Material provided:
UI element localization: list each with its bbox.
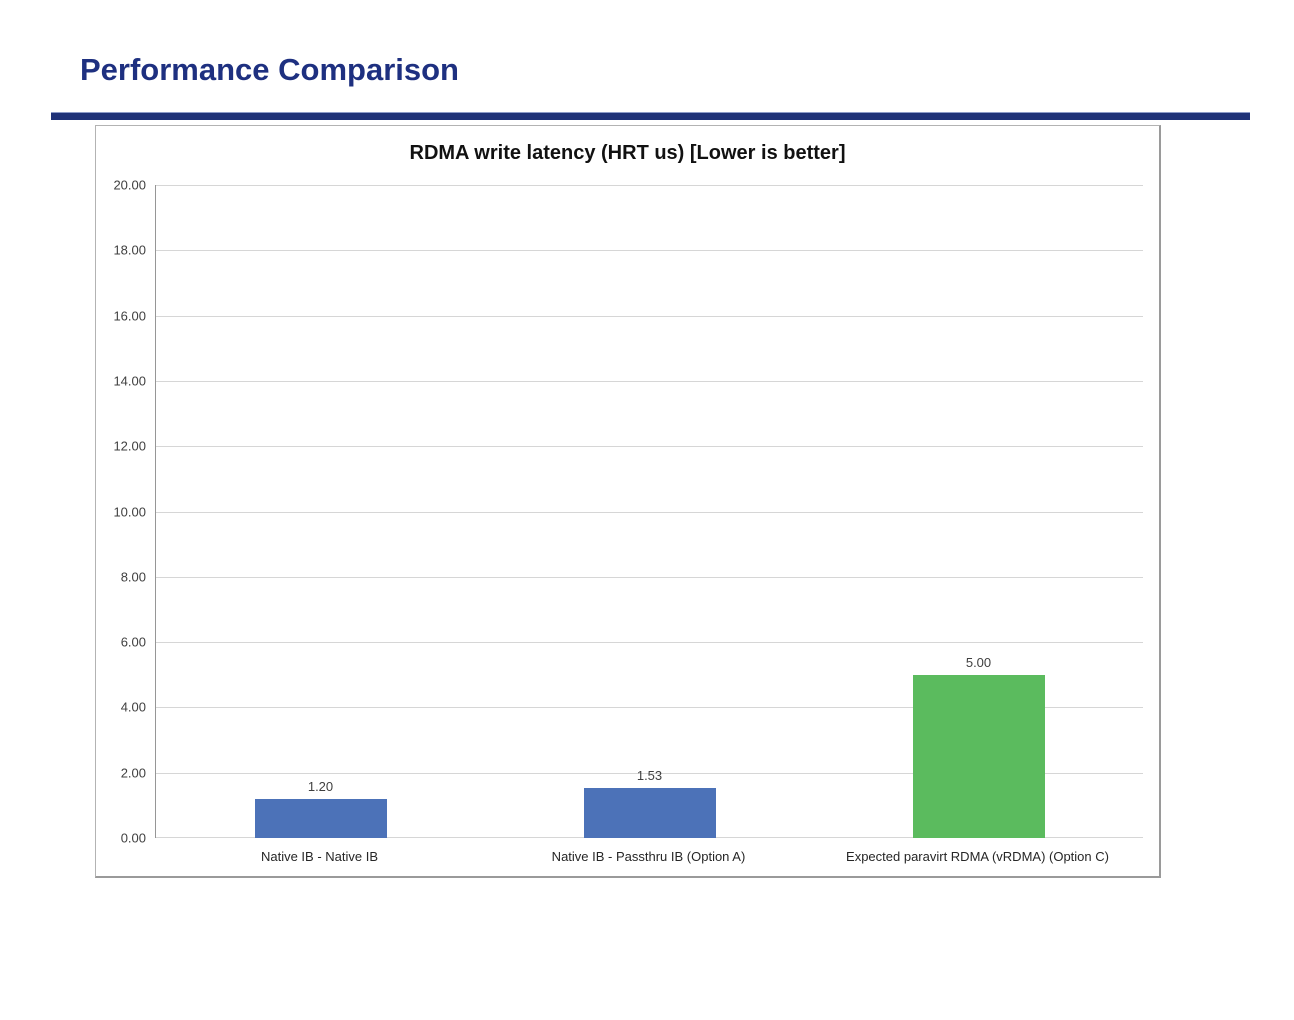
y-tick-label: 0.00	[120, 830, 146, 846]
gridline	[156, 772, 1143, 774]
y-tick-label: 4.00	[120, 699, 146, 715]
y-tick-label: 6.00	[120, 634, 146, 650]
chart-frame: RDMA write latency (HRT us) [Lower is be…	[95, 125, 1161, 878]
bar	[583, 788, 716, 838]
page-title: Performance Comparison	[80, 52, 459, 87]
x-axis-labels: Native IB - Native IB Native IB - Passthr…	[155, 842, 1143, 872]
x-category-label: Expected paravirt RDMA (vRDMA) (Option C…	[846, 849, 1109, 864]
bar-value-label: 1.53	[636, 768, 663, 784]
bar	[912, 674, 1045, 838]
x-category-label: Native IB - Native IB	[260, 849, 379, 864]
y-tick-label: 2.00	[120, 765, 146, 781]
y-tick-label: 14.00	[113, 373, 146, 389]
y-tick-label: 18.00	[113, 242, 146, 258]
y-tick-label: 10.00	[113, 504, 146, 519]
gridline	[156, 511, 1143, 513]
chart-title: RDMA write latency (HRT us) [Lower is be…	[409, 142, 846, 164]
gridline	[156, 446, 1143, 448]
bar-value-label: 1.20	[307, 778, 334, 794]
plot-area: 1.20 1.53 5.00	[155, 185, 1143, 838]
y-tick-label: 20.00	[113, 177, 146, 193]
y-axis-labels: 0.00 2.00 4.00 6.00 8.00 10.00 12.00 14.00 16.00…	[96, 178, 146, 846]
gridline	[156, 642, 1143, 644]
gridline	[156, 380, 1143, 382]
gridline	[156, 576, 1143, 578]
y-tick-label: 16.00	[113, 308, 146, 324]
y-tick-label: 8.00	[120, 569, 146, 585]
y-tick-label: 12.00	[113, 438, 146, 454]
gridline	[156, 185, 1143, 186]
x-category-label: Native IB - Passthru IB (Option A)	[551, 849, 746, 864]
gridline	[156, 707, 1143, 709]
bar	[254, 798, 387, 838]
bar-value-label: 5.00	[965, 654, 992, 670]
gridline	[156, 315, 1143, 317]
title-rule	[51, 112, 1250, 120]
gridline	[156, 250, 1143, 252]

Task statement: Lay out the data as a Markdown table with columns named Row and Entry, numbering each line and leaving out blank lines. Begin at the line that contains "830, 146, 846]" and stop after the line that contains "446, 1143, 448]".

The solution:
| Row | Entry |
|---|---|
| 1 | y-tick-label: 0.00	[120, 830, 146, 846] |
| 2 | gridline	[156, 772, 1143, 774] |
| 3 | y-tick-label: 4.00	[120, 699, 146, 715] |
| 4 | y-tick-label: 6.00	[120, 634, 146, 650] |
| 5 | chart-frame: RDMA write latency (HRT us) [Lower is be…	[95, 125, 1161, 878] |
| 6 | bar	[583, 788, 716, 838] |
| 7 | page-title: Performance Comparison	[80, 52, 459, 87] |
| 8 | x-axis-labels: Native IB - Native IB Native IB - Passthr…	[155, 842, 1143, 872] |
| 9 | x-category-label: Expected paravirt RDMA (vRDMA) (Option C…	[846, 849, 1109, 864] |
| 10 | bar-value-label: 1.53	[636, 768, 663, 784] |
| 11 | bar	[912, 674, 1045, 838] |
| 12 | x-category-label: Native IB - Native IB	[260, 849, 379, 864] |
| 13 | y-tick-label: 2.00	[120, 765, 146, 781] |
| 14 | y-tick-label: 14.00	[113, 373, 146, 389] |
| 15 | y-tick-label: 18.00	[113, 242, 146, 258] |
| 16 | y-tick-label: 10.00	[113, 504, 146, 519] |
| 17 | gridline	[156, 511, 1143, 513] |
| 18 | chart-title: RDMA write latency (HRT us) [Lower is be…	[409, 142, 846, 164] |
| 19 | gridline	[156, 446, 1143, 448] |